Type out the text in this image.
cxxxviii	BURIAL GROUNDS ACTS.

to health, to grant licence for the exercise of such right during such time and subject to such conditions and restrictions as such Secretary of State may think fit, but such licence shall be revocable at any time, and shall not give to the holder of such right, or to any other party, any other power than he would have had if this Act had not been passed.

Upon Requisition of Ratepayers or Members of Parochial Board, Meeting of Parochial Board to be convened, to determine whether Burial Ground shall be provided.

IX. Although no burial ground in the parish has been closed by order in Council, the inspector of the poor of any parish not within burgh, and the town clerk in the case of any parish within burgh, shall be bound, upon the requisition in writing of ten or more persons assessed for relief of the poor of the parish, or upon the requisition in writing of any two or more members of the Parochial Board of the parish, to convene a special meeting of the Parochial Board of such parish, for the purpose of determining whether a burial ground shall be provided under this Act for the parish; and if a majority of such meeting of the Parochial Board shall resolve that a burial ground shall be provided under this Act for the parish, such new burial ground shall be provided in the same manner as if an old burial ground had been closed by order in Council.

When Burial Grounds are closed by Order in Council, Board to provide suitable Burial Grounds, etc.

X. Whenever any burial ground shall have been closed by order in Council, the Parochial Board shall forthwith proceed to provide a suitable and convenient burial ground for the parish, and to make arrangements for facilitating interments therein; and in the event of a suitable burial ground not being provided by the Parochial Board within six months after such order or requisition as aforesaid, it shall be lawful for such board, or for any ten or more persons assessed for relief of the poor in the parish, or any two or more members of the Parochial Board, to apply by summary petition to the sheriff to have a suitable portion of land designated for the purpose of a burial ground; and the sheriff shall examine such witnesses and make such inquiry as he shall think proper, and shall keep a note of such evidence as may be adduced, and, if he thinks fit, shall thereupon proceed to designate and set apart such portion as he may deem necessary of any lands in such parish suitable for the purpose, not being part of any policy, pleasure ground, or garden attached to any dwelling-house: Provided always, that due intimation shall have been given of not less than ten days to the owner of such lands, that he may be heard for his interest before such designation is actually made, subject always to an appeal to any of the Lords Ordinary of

### WORK TO COMPLETE
Extract the entries above verbatim.

### ANSWER TO THE PROBLEM
Type out the text in this image.
cxxxviii	BURIAL GROUNDS ACTS.

to health, to grant licence for the exercise of such right during such time and subject to such conditions and restrictions as such Secretary of State may think fit, but such licence shall be revocable at any time, and shall not give to the holder of such right, or to any other party, any other power than he would have had if this Act had not been passed.

Upon Requisition of Ratepayers or Members of Parochial Board, Meeting of Parochial Board to be convened, to determine whether Burial Ground shall be provided.

IX. Although no burial ground in the parish has been closed by order in Council, the inspector of the poor of any parish not within burgh, and the town clerk in the case of any parish within burgh, shall be bound, upon the requisition in writing of ten or more persons assessed for relief of the poor of the parish, or upon the requisition in writing of any two or more members of the Parochial Board of the parish, to convene a special meeting of the Parochial Board of such parish, for the purpose of determining whether a burial ground shall be provided under this Act for the parish; and if a majority of such meeting of the Parochial Board shall resolve that a burial ground shall be provided under this Act for the parish, such new burial ground shall be provided in the same manner as if an old burial ground had been closed by order in Council.

When Burial Grounds are closed by Order in Council, Board to provide suitable Burial Grounds, etc.

X. Whenever any burial ground shall have been closed by order in Council, the Parochial Board shall forthwith proceed to provide a suitable and convenient burial ground for the parish, and to make arrangements for facilitating interments therein; and in the event of a suitable burial ground not being provided by the Parochial Board within six months after such order or requisition as aforesaid, it shall be lawful for such board, or for any ten or more persons assessed for relief of the poor in the parish, or any two or more members of the Parochial Board, to apply by summary petition to the sheriff to have a suitable portion of land designated for the purpose of a burial ground; and the sheriff shall examine such witnesses and make such inquiry as he shall think proper, and shall keep a note of such evidence as may be adduced, and, if he thinks fit, shall thereupon proceed to designate and set apart such portion as he may deem necessary of any lands in such parish suitable for the purpose, not being part of any policy, pleasure ground, or garden attached to any dwelling-house: Provided always, that due intimation shall have been given of not less than ten days to the owner of such lands, that he may be heard for his interest before such designation is actually made, subject always to an appeal to any of the Lords Ordinary of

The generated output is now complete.